_DIRECTION_
What is the number of lines holding the word "structure"? Write that number and nothing else.
[START ITEMS]
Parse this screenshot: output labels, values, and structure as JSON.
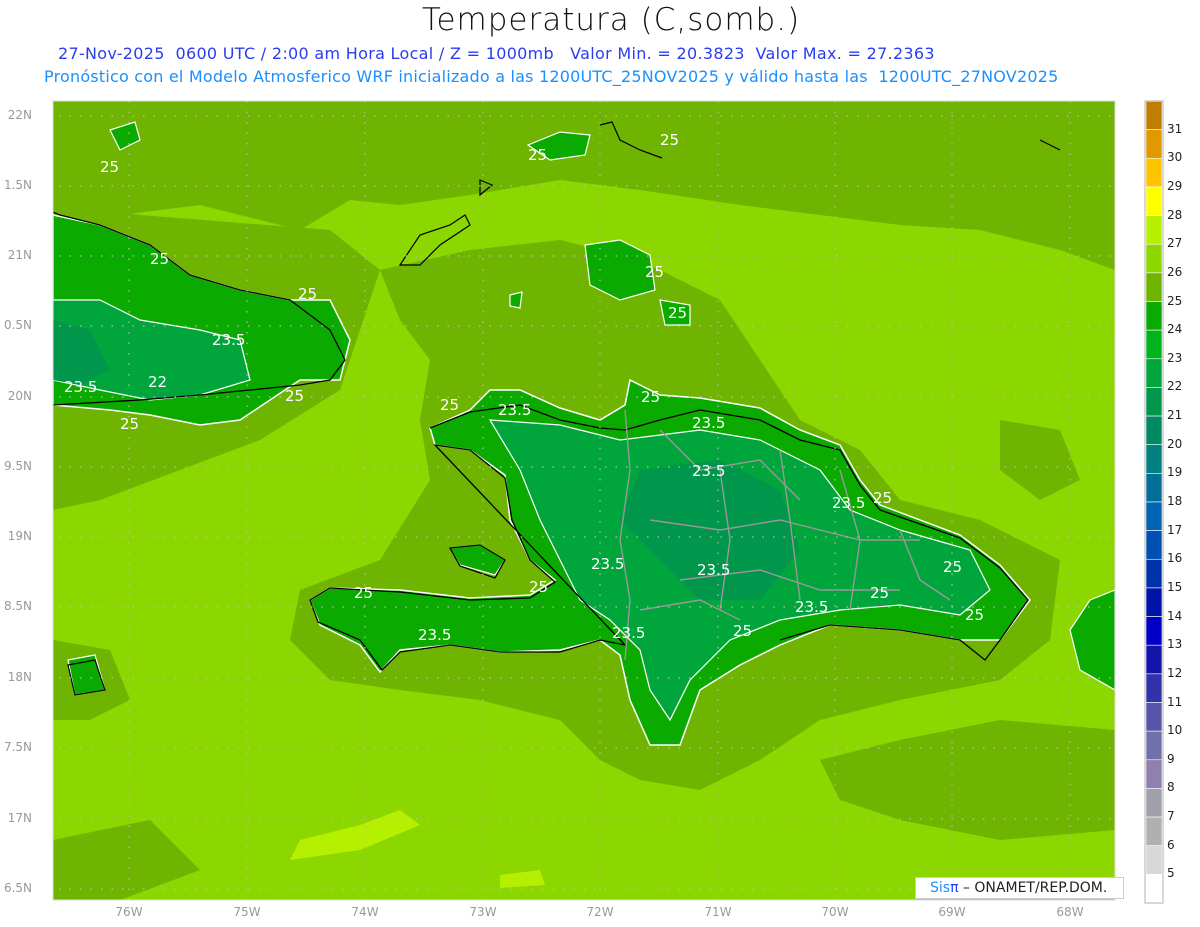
[END ITEMS]
[START ITEMS]
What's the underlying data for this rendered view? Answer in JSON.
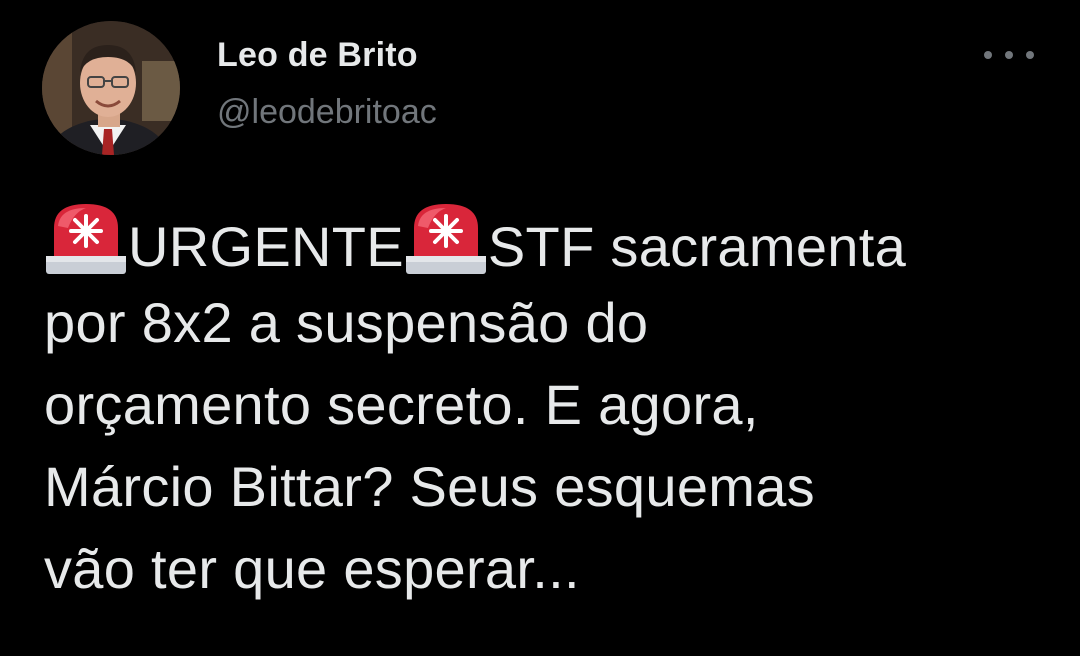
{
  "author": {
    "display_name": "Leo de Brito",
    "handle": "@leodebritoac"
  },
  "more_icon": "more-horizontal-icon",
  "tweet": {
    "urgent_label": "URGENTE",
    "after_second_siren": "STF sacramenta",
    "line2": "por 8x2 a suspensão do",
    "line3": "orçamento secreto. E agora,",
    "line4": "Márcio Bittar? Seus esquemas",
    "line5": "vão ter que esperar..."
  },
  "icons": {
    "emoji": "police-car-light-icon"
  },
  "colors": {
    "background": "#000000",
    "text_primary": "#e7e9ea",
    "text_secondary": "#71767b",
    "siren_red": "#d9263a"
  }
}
[END ITEMS]
[START ITEMS]
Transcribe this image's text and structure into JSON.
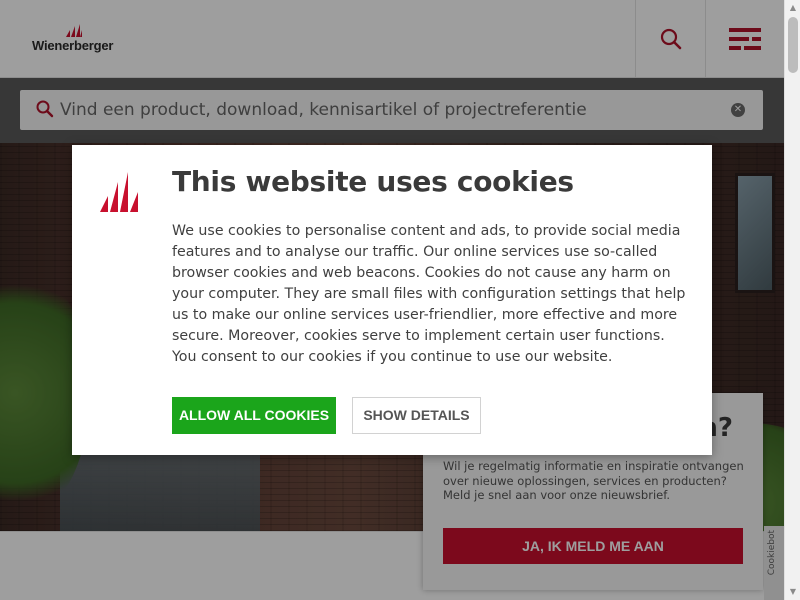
[END ITEMS]
_ANSWER FOR THE TASK_
2